[Document transcript data]
....

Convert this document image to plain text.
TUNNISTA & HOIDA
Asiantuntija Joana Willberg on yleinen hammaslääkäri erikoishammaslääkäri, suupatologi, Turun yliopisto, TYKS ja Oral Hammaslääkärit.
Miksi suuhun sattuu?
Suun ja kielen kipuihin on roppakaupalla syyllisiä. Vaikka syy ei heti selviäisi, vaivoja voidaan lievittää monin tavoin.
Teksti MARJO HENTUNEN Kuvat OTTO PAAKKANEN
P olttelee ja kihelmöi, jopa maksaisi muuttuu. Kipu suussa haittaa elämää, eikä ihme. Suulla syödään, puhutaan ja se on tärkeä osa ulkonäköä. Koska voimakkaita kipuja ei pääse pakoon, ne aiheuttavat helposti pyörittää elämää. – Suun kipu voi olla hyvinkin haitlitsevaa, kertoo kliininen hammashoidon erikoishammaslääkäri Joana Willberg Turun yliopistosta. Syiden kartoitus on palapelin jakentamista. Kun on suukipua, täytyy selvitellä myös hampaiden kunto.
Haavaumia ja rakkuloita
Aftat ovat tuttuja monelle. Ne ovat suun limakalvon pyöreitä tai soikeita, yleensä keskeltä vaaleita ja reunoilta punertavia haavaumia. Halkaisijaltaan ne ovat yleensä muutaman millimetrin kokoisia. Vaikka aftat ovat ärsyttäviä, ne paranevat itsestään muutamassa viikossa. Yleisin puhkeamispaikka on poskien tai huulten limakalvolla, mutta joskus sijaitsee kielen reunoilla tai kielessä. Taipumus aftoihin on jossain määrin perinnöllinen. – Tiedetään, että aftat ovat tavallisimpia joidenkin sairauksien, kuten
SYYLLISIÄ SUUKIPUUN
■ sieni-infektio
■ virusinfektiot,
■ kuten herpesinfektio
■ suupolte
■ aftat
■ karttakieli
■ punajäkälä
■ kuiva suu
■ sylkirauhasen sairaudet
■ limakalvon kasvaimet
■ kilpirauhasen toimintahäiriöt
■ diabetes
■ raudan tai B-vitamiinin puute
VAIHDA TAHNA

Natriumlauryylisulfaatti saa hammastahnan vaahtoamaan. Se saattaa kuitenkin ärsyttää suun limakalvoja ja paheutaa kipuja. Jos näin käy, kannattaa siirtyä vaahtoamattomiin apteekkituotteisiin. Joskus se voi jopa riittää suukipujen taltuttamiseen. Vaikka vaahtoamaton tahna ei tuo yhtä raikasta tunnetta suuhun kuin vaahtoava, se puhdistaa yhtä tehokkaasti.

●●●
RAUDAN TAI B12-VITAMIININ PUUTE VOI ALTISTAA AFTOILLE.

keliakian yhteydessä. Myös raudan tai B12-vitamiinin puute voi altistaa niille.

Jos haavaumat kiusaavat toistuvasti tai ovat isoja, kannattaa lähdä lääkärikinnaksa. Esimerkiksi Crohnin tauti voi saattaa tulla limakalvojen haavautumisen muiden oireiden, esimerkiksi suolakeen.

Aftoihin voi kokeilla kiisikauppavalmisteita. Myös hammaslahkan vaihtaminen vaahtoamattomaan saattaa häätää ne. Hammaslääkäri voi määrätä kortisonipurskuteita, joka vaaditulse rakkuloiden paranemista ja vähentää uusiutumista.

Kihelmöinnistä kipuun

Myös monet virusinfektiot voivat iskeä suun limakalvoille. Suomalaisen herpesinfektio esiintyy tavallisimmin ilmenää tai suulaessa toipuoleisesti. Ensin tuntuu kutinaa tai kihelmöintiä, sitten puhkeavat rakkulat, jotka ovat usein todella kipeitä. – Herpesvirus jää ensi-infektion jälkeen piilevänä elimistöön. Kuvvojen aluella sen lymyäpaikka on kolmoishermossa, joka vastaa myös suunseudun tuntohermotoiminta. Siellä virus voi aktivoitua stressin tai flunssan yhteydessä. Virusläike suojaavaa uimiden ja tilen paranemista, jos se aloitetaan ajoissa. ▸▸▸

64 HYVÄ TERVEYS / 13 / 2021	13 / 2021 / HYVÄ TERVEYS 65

....

What the exercise asks -
Reproduce every line from the preceding data in which the word "suuhun" can be found.

Result of the exercise -
Miksi suuhun sattuu?
Natriumlauryylisulfaatti saa hammastahnan vaahtoamaan. Se saattaa kuitenkin ärsyttää suun limakalvoja ja paheutaa kipuja. Jos näin käy, kannattaa siirtyä vaahtoamattomiin apteekkituotteisiin. Joskus se voi jopa riittää suukipujen taltuttamiseen. Vaikka vaahtoamaton tahna ei tuo yhtä raikasta tunnetta suuhun kuin vaahtoava, se puhdistaa yhtä tehokkaasti.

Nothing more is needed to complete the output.